Repeat the material in full. Keep every line exactly as it is.
---------- INFORMATION PROVIDED ----------
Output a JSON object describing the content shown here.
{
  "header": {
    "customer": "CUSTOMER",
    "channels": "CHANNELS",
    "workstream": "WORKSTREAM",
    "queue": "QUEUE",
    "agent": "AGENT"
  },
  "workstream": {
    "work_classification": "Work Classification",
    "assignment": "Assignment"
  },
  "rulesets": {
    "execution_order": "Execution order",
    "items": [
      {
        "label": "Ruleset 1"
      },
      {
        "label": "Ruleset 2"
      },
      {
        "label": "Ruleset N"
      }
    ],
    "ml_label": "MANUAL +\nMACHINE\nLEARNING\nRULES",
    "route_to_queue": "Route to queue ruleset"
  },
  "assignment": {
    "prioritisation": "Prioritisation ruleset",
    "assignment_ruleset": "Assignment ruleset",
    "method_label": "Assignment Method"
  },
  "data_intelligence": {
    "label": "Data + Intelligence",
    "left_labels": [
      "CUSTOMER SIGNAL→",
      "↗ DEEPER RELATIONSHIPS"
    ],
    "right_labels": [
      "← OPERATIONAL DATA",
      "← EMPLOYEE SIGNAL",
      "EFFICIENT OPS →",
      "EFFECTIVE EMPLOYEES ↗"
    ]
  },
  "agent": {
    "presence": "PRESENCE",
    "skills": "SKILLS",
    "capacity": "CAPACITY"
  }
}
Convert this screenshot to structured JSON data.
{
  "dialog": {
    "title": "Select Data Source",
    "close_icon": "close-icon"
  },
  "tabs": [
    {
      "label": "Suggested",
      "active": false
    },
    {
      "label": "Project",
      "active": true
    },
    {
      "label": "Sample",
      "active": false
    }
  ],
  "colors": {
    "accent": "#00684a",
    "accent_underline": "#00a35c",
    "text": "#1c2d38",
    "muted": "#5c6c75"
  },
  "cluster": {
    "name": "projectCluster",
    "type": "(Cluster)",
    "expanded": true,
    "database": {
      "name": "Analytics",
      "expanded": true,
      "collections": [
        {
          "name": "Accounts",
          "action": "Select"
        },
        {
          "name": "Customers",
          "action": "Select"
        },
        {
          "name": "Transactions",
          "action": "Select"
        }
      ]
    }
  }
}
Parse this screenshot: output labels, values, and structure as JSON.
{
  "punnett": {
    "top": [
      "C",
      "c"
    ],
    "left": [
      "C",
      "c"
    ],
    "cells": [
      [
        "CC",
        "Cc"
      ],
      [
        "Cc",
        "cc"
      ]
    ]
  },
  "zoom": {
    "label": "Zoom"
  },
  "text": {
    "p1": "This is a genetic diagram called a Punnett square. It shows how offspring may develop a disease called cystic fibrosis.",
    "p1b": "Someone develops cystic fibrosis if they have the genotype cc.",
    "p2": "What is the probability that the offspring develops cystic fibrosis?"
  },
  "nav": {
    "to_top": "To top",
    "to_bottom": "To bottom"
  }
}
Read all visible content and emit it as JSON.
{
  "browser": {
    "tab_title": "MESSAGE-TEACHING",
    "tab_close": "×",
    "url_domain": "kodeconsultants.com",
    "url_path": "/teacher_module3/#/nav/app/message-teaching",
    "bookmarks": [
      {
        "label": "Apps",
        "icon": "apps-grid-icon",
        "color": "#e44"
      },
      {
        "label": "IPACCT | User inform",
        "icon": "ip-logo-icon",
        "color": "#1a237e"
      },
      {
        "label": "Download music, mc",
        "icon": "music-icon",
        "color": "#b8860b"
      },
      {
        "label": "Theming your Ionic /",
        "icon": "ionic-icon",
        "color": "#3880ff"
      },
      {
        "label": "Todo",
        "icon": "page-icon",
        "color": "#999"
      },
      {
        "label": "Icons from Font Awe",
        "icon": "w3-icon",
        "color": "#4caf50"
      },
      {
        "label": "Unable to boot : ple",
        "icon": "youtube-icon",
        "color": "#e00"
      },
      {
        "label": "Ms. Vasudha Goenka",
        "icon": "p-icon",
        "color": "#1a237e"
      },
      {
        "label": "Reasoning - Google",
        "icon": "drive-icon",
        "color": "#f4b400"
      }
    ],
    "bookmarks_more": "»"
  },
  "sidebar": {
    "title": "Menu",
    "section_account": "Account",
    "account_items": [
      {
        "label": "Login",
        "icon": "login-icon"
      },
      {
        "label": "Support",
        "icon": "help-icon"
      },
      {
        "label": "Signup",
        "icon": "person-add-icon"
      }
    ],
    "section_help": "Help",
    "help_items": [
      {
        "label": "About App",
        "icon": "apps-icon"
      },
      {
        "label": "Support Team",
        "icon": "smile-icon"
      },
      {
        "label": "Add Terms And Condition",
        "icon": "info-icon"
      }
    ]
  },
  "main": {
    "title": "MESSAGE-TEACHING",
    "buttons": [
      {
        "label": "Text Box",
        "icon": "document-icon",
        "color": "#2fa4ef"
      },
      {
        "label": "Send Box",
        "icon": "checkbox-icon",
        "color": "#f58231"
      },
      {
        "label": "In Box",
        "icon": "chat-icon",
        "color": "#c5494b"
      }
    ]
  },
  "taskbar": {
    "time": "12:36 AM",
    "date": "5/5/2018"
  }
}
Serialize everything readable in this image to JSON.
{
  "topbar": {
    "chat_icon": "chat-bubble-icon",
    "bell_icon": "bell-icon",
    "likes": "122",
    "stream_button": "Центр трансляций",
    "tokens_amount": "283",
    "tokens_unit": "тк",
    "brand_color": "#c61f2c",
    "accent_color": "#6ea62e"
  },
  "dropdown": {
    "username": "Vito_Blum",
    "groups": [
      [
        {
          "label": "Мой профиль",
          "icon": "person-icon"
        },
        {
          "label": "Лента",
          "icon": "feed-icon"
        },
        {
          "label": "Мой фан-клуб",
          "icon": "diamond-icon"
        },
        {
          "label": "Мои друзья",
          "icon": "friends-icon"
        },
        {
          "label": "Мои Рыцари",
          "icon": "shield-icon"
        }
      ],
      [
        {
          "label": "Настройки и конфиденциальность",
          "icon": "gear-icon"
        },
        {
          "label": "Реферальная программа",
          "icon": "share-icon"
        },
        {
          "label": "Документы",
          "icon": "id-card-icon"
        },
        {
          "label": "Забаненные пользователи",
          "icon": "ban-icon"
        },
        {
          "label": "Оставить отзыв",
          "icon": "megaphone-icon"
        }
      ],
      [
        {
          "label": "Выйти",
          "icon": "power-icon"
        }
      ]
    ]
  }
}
----------
RESPONSE
Output a JSON object describing the content shown here.
{
  "header": {
    "customer": "CUSTOMER",
    "channels": "CHANNELS",
    "workstream": "WORKSTREAM",
    "queue": "QUEUE",
    "agent": "AGENT"
  },
  "workstream": {
    "work_classification": "Work Classification",
    "assignment": "Assignment"
  },
  "rulesets": {
    "execution_order": "Execution order",
    "items": [
      {
        "label": "Ruleset 1"
      },
      {
        "label": "Ruleset 2"
      },
      {
        "label": "Ruleset N"
      }
    ],
    "ml_label": "MANUAL +\nMACHINE\nLEARNING\nRULES",
    "route_to_queue": "Route to queue ruleset"
  },
  "assignment": {
    "prioritisation": "Prioritisation ruleset",
    "assignment_ruleset": "Assignment ruleset",
    "method_label": "Assignment Method"
  },
  "data_intelligence": {
    "label": "Data + Intelligence",
    "left_labels": [
      "CUSTOMER SIGNAL→",
      "↗ DEEPER RELATIONSHIPS"
    ],
    "right_labels": [
      "← OPERATIONAL DATA",
      "← EMPLOYEE SIGNAL",
      "EFFICIENT OPS →",
      "EFFECTIVE EMPLOYEES ↗"
    ]
  },
  "agent": {
    "presence": "PRESENCE",
    "skills": "SKILLS",
    "capacity": "CAPACITY"
  }
}
Convert this screenshot to structured JSON data.
{
  "dialog": {
    "title": "Select Data Source",
    "close_icon": "close-icon"
  },
  "tabs": [
    {
      "label": "Suggested",
      "active": false
    },
    {
      "label": "Project",
      "active": true
    },
    {
      "label": "Sample",
      "active": false
    }
  ],
  "colors": {
    "accent": "#00684a",
    "accent_underline": "#00a35c",
    "text": "#1c2d38",
    "muted": "#5c6c75"
  },
  "cluster": {
    "name": "projectCluster",
    "type": "(Cluster)",
    "expanded": true,
    "database": {
      "name": "Analytics",
      "expanded": true,
      "collections": [
        {
          "name": "Accounts",
          "action": "Select"
        },
        {
          "name": "Customers",
          "action": "Select"
        },
        {
          "name": "Transactions",
          "action": "Select"
        }
      ]
    }
  }
}
Parse this screenshot: output labels, values, and structure as JSON.
{
  "punnett": {
    "top": [
      "C",
      "c"
    ],
    "left": [
      "C",
      "c"
    ],
    "cells": [
      [
        "CC",
        "Cc"
      ],
      [
        "Cc",
        "cc"
      ]
    ]
  },
  "zoom": {
    "label": "Zoom"
  },
  "text": {
    "p1": "This is a genetic diagram called a Punnett square. It shows how offspring may develop a disease called cystic fibrosis.",
    "p1b": "Someone develops cystic fibrosis if they have the genotype cc.",
    "p2": "What is the probability that the offspring develops cystic fibrosis?"
  },
  "nav": {
    "to_top": "To top",
    "to_bottom": "To bottom"
  }
}
Read all visible content and emit it as JSON.
{
  "browser": {
    "tab_title": "MESSAGE-TEACHING",
    "tab_close": "×",
    "url_domain": "kodeconsultants.com",
    "url_path": "/teacher_module3/#/nav/app/message-teaching",
    "bookmarks": [
      {
        "label": "Apps",
        "icon": "apps-grid-icon",
        "color": "#e44"
      },
      {
        "label": "IPACCT | User inform",
        "icon": "ip-logo-icon",
        "color": "#1a237e"
      },
      {
        "label": "Download music, mc",
        "icon": "music-icon",
        "color": "#b8860b"
      },
      {
        "label": "Theming your Ionic /",
        "icon": "ionic-icon",
        "color": "#3880ff"
      },
      {
        "label": "Todo",
        "icon": "page-icon",
        "color": "#999"
      },
      {
        "label": "Icons from Font Awe",
        "icon": "w3-icon",
        "color": "#4caf50"
      },
      {
        "label": "Unable to boot : ple",
        "icon": "youtube-icon",
        "color": "#e00"
      },
      {
        "label": "Ms. Vasudha Goenka",
        "icon": "p-icon",
        "color": "#1a237e"
      },
      {
        "label": "Reasoning - Google",
        "icon": "drive-icon",
        "color": "#f4b400"
      }
    ],
    "bookmarks_more": "»"
  },
  "sidebar": {
    "title": "Menu",
    "section_account": "Account",
    "account_items": [
      {
        "label": "Login",
        "icon": "login-icon"
      },
      {
        "label": "Support",
        "icon": "help-icon"
      },
      {
        "label": "Signup",
        "icon": "person-add-icon"
      }
    ],
    "section_help": "Help",
    "help_items": [
      {
        "label": "About App",
        "icon": "apps-icon"
      },
      {
        "label": "Support Team",
        "icon": "smile-icon"
      },
      {
        "label": "Add Terms And Condition",
        "icon": "info-icon"
      }
    ]
  },
  "main": {
    "title": "MESSAGE-TEACHING",
    "buttons": [
      {
        "label": "Text Box",
        "icon": "document-icon",
        "color": "#2fa4ef"
      },
      {
        "label": "Send Box",
        "icon": "checkbox-icon",
        "color": "#f58231"
      },
      {
        "label": "In Box",
        "icon": "chat-icon",
        "color": "#c5494b"
      }
    ]
  },
  "taskbar": {
    "time": "12:36 AM",
    "date": "5/5/2018"
  }
}
Serialize everything readable in this image to JSON.
{
  "topbar": {
    "chat_icon": "chat-bubble-icon",
    "bell_icon": "bell-icon",
    "likes": "122",
    "stream_button": "Центр трансляций",
    "tokens_amount": "283",
    "tokens_unit": "тк",
    "brand_color": "#c61f2c",
    "accent_color": "#6ea62e"
  },
  "dropdown": {
    "username": "Vito_Blum",
    "groups": [
      [
        {
          "label": "Мой профиль",
          "icon": "person-icon"
        },
        {
          "label": "Лента",
          "icon": "feed-icon"
        },
        {
          "label": "Мой фан-клуб",
          "icon": "diamond-icon"
        },
        {
          "label": "Мои друзья",
          "icon": "friends-icon"
        },
        {
          "label": "Мои Рыцари",
          "icon": "shield-icon"
        }
      ],
      [
        {
          "label": "Настройки и конфиденциальность",
          "icon": "gear-icon"
        },
        {
          "label": "Реферальная программа",
          "icon": "share-icon"
        },
        {
          "label": "Документы",
          "icon": "id-card-icon"
        },
        {
          "label": "Забаненные пользователи",
          "icon": "ban-icon"
        },
        {
          "label": "Оставить отзыв",
          "icon": "megaphone-icon"
        }
      ],
      [
        {
          "label": "Выйти",
          "icon": "power-icon"
        }
      ]
    ]
  }
}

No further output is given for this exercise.